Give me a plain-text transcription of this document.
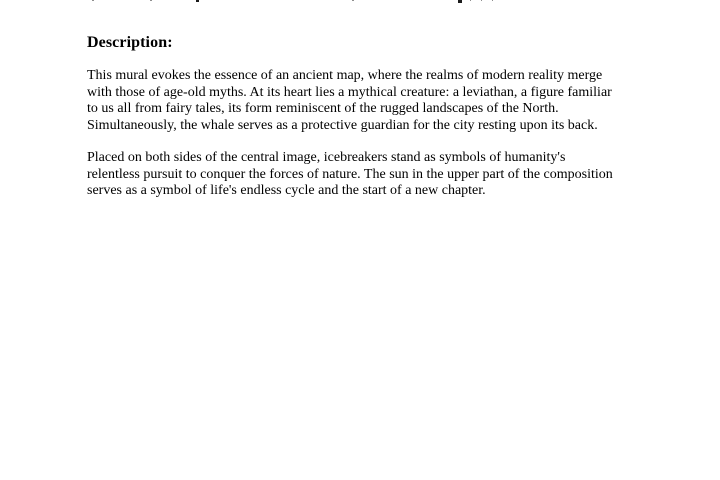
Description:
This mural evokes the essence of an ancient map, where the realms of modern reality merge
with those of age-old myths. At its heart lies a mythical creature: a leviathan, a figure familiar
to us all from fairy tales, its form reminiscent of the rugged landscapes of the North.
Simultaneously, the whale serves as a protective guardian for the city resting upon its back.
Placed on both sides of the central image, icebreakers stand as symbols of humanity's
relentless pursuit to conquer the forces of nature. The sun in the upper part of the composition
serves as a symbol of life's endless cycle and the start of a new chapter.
==============================
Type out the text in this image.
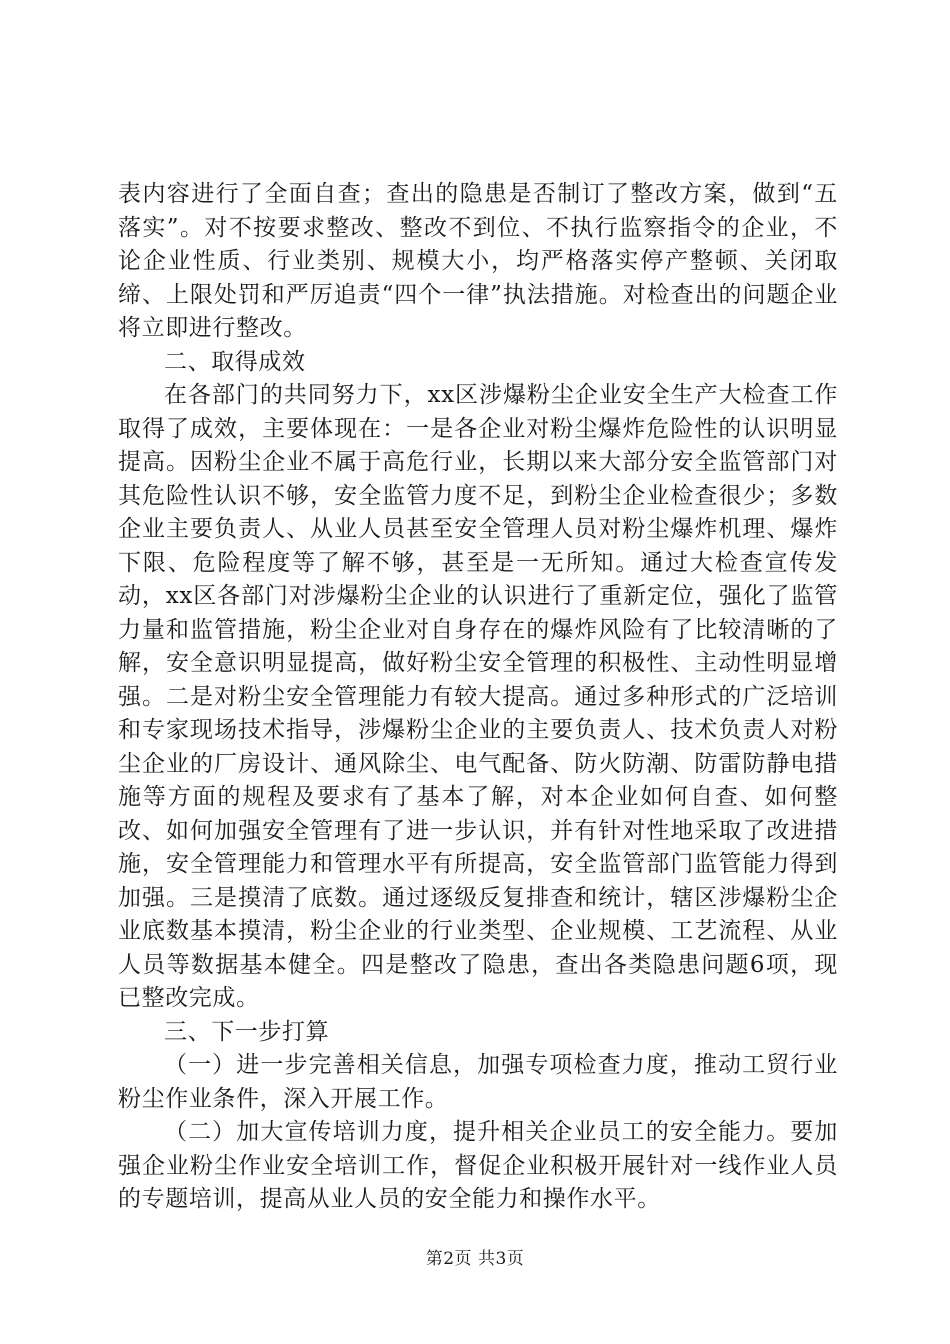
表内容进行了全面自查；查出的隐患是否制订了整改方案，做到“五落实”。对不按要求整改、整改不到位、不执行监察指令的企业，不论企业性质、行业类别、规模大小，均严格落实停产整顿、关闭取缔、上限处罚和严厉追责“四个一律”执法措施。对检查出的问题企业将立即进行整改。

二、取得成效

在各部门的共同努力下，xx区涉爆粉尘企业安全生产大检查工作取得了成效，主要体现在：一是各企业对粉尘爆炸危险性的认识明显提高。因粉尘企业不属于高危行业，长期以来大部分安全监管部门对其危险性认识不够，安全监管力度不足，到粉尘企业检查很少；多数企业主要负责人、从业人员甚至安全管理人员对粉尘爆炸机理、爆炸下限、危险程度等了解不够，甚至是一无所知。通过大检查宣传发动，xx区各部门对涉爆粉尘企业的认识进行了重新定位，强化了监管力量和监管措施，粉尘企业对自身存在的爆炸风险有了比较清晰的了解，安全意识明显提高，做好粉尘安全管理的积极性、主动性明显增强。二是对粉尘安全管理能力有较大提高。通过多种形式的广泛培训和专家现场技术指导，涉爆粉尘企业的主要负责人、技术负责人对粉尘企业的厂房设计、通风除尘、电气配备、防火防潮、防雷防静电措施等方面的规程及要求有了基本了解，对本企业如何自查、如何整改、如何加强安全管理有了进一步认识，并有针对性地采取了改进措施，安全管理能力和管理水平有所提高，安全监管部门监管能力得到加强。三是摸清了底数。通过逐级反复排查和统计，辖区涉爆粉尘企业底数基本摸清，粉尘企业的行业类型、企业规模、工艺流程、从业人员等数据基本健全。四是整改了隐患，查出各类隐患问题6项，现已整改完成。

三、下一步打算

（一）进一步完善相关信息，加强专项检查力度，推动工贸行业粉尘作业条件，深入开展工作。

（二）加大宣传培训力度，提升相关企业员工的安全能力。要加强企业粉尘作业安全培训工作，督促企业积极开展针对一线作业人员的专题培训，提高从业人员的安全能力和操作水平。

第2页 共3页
==============================
- What this task involves
Scan the material above for the word "serves". Copy each line where it occurs.

- Solution for this problem
Simultaneously, the whale serves as a protective guardian for the city resting upon its back.
serves as a symbol of life's endless cycle and the start of a new chapter.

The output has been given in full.